● REQUIRED WORK: Copy out the data below as written; omit any images.

Collection entries:
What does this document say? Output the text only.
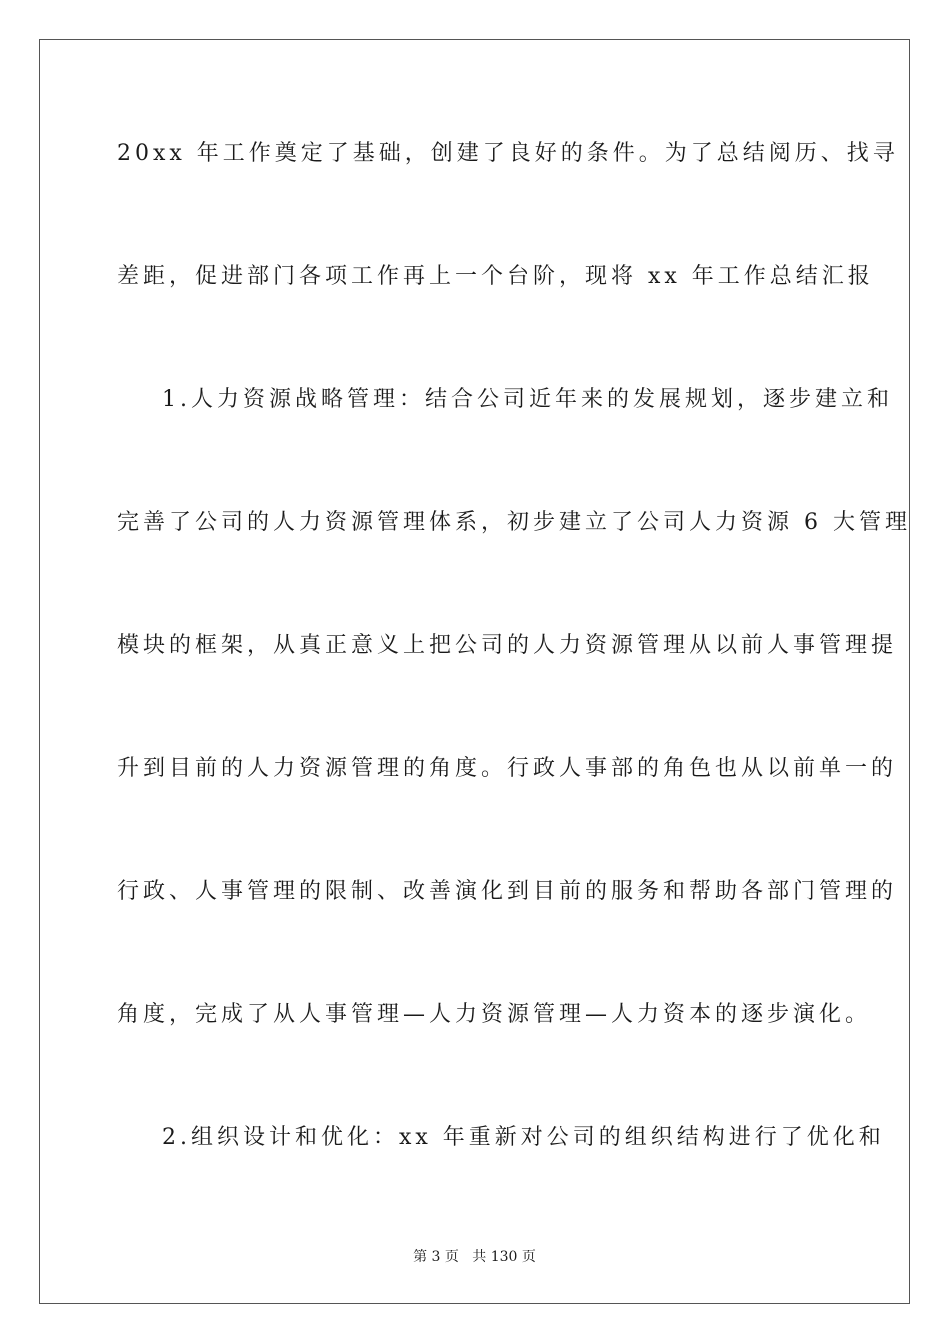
20xx 年工作奠定了基础，创建了良好的条件。为了总结阅历、找寻
差距，促进部门各项工作再上一个台阶，现将 xx 年工作总结汇报
1.人力资源战略管理：结合公司近年来的发展规划，逐步建立和
完善了公司的人力资源管理体系，初步建立了公司人力资源 6 大管理
模块的框架，从真正意义上把公司的人力资源管理从以前人事管理提
升到目前的人力资源管理的角度。行政人事部的角色也从以前单一的
行政、人事管理的限制、改善演化到目前的服务和帮助各部门管理的
角度，完成了从人事管理—人力资源管理—人力资本的逐步演化。
2.组织设计和优化：xx 年重新对公司的组织结构进行了优化和
第 3 页   共 130 页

● COMPLETED EXERCISE:
What does this document say? Output the text only.
20xx 年工作奠定了基础，创建了良好的条件。为了总结阅历、找寻
差距，促进部门各项工作再上一个台阶，现将 xx 年工作总结汇报
1.人力资源战略管理：结合公司近年来的发展规划，逐步建立和
完善了公司的人力资源管理体系，初步建立了公司人力资源 6 大管理
模块的框架，从真正意义上把公司的人力资源管理从以前人事管理提
升到目前的人力资源管理的角度。行政人事部的角色也从以前单一的
行政、人事管理的限制、改善演化到目前的服务和帮助各部门管理的
角度，完成了从人事管理—人力资源管理—人力资本的逐步演化。
2.组织设计和优化：xx 年重新对公司的组织结构进行了优化和
第 3 页   共 130 页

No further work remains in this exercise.